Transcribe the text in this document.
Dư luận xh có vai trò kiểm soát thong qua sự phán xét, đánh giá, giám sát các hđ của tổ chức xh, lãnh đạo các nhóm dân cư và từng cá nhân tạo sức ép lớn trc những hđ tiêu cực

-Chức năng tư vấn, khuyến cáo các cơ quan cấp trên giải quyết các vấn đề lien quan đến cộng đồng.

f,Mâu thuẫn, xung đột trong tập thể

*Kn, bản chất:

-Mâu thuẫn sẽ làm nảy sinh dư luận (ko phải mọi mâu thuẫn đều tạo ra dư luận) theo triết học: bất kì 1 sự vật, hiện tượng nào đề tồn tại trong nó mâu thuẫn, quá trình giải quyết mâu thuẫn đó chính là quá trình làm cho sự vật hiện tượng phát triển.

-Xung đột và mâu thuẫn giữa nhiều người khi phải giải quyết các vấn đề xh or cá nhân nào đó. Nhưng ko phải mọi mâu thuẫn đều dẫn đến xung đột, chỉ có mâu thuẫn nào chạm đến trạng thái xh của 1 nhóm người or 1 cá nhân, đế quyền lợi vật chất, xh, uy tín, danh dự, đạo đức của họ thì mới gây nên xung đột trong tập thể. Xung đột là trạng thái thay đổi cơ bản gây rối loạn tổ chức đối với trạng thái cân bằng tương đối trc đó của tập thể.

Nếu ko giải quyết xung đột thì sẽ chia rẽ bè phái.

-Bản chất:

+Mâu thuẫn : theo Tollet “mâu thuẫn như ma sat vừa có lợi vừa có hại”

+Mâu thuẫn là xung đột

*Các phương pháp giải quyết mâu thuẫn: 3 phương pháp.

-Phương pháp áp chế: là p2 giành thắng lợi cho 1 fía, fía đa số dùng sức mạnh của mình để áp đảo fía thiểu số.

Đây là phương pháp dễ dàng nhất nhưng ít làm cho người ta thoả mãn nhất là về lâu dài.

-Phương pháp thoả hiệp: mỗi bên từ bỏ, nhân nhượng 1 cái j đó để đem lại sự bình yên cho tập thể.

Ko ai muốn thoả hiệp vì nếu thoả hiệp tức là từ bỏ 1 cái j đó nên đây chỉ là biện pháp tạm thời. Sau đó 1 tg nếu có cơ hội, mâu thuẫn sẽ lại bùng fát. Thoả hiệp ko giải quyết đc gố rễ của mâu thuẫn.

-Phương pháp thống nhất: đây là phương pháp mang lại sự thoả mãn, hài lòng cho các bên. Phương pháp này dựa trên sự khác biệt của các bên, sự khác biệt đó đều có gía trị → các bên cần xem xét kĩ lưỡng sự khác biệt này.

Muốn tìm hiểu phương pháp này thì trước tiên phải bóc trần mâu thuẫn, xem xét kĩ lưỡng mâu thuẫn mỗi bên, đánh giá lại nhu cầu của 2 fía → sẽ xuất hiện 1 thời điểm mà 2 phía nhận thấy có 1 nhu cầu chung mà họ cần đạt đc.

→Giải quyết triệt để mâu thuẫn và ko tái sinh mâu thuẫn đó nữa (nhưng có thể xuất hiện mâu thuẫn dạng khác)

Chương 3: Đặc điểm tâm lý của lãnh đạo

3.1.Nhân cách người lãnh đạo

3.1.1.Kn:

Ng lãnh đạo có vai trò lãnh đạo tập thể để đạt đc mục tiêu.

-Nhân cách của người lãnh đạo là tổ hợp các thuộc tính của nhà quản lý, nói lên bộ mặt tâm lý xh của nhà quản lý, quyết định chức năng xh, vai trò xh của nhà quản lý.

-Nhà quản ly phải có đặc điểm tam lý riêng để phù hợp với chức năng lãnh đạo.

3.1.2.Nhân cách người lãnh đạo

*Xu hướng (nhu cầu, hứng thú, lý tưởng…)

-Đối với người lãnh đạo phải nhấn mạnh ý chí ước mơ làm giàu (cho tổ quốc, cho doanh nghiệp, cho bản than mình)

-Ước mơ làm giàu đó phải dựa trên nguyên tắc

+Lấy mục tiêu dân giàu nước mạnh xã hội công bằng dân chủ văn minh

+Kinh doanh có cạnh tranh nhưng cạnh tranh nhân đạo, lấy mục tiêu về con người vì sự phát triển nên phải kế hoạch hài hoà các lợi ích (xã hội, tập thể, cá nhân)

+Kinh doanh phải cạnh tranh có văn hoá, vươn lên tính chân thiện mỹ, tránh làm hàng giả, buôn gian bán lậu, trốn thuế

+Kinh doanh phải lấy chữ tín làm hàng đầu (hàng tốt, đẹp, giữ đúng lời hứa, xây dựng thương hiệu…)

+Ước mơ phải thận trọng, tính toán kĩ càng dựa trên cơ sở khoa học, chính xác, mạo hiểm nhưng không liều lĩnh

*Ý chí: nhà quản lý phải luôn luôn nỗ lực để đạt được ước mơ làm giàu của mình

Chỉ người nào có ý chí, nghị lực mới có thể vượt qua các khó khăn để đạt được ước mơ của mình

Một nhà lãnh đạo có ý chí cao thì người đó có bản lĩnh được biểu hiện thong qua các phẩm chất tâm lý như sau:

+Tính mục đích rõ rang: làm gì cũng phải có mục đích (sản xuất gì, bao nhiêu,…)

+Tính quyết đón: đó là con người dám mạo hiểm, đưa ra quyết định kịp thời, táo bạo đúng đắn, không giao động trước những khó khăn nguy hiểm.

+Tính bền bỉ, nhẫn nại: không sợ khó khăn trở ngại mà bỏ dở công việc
...
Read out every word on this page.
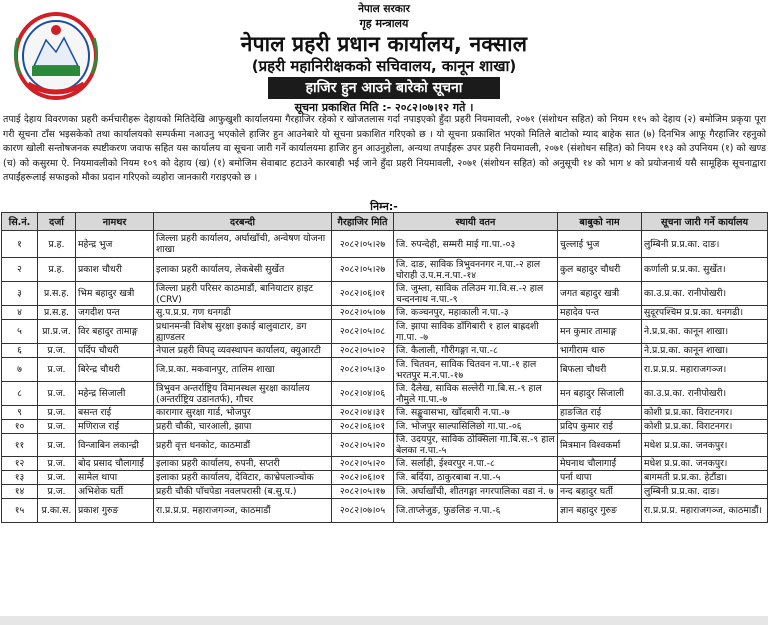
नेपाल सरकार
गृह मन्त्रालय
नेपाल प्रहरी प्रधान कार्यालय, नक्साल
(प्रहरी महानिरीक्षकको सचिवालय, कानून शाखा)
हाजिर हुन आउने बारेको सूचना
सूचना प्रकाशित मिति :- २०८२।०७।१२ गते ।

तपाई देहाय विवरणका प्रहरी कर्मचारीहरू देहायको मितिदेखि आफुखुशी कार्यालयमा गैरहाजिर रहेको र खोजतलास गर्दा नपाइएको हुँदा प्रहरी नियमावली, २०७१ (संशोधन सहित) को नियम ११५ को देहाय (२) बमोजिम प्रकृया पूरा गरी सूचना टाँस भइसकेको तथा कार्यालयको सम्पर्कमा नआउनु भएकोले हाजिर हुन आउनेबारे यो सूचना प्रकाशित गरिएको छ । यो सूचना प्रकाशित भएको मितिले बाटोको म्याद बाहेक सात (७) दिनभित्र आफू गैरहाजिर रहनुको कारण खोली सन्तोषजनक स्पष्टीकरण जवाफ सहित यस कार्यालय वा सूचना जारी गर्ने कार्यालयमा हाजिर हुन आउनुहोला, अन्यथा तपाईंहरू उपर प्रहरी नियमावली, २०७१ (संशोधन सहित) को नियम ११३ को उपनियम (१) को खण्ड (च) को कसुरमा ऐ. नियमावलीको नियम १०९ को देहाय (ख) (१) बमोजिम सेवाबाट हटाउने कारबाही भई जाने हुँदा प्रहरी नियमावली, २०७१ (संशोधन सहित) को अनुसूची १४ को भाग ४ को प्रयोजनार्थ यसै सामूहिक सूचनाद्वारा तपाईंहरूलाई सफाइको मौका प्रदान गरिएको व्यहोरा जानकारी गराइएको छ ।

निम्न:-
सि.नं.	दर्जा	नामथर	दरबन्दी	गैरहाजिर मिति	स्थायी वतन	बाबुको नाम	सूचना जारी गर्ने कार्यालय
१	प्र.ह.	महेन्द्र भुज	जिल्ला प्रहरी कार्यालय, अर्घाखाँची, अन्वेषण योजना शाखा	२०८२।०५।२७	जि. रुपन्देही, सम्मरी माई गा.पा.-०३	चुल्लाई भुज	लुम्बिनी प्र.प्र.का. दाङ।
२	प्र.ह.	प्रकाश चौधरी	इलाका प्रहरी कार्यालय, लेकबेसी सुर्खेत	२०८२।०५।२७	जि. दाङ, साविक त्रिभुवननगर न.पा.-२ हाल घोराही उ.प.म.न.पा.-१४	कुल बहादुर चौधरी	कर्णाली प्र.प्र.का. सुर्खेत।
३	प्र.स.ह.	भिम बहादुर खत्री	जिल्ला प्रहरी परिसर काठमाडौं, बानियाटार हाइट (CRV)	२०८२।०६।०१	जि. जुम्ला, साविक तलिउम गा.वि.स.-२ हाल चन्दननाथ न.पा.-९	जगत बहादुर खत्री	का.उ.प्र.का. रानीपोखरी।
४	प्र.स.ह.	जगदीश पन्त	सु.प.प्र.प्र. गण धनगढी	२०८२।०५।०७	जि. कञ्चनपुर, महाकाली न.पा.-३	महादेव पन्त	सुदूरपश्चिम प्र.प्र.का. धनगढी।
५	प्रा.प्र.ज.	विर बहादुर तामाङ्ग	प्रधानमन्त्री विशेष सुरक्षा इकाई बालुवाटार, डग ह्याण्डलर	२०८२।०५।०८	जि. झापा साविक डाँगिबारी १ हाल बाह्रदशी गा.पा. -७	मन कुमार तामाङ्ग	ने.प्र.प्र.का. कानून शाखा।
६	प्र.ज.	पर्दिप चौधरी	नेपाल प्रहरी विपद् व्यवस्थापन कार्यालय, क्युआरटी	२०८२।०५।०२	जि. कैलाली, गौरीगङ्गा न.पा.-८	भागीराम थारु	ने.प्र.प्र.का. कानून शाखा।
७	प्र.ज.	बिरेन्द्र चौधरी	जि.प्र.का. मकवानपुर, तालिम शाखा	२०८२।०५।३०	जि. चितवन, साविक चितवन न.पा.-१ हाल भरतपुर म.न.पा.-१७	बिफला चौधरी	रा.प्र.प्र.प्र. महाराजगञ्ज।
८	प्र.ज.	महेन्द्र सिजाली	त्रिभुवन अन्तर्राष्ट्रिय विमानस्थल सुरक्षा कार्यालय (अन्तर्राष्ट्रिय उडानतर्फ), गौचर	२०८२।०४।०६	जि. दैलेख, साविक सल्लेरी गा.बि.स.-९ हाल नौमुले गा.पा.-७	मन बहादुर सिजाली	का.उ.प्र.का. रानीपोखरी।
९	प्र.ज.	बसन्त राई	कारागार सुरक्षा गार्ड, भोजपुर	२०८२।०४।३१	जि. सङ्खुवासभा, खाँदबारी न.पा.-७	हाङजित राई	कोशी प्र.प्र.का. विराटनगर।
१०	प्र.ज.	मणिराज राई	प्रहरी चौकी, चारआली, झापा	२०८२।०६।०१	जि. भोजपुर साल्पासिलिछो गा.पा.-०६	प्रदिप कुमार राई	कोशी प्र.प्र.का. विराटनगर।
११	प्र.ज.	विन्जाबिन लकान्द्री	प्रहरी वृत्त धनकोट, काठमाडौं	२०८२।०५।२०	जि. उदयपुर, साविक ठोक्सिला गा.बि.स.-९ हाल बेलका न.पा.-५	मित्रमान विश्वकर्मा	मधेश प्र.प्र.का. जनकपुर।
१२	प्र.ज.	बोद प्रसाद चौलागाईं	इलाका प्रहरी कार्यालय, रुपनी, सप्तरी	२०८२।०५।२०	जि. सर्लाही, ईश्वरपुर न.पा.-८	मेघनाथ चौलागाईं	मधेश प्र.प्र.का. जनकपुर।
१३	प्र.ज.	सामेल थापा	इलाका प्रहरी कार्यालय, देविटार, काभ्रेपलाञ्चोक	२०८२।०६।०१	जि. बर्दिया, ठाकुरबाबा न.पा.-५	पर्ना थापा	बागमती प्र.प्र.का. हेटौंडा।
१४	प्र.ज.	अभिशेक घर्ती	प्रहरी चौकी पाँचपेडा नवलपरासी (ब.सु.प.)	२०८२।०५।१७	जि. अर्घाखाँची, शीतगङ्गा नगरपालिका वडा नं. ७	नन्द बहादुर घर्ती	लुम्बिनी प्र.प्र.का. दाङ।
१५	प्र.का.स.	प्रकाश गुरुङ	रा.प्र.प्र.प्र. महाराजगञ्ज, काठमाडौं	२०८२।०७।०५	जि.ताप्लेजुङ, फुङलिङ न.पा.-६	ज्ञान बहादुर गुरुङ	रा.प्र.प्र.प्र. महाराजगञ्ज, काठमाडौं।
...
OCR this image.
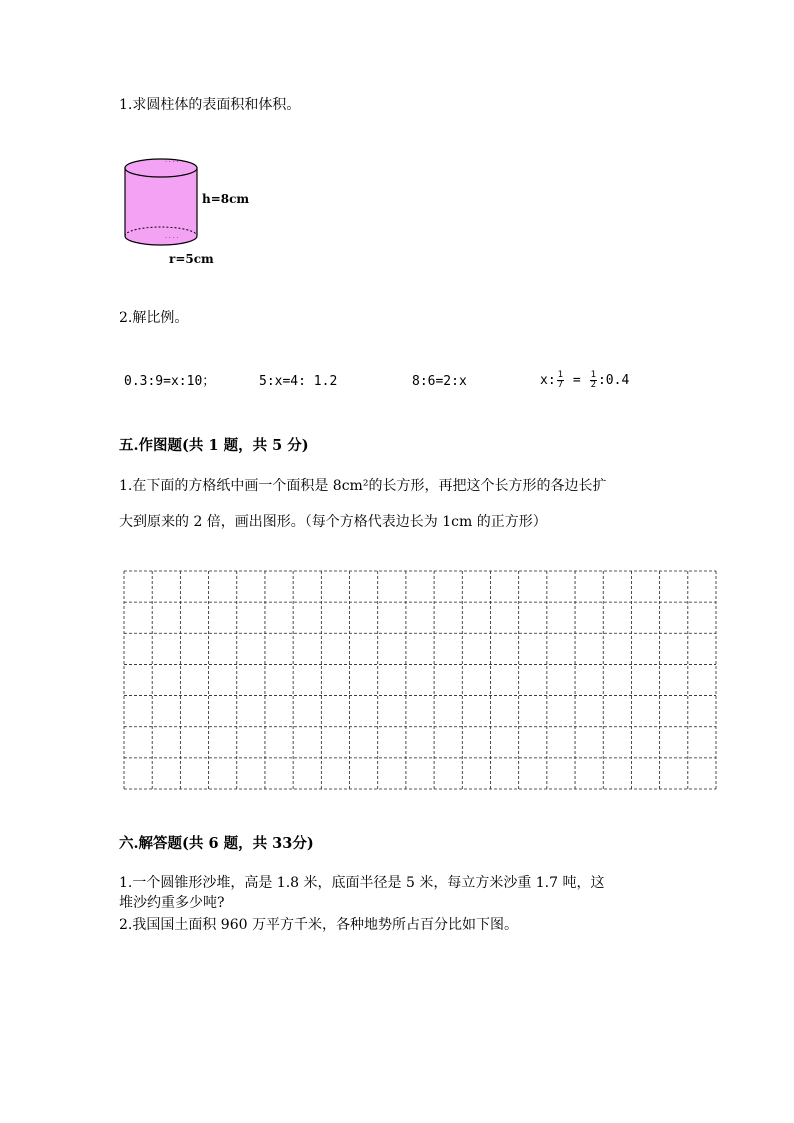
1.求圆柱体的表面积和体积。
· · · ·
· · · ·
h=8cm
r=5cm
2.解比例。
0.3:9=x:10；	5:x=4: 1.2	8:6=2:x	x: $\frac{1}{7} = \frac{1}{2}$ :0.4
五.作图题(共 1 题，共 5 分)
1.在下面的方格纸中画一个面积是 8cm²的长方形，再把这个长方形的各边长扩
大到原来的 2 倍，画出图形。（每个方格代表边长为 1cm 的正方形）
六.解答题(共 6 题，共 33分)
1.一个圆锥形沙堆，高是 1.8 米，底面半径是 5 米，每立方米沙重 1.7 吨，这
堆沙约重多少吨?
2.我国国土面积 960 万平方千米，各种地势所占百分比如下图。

§ To be done: How many lines in the listing above contain "đánh"? Answer with the number alone.

§ Correct result: 2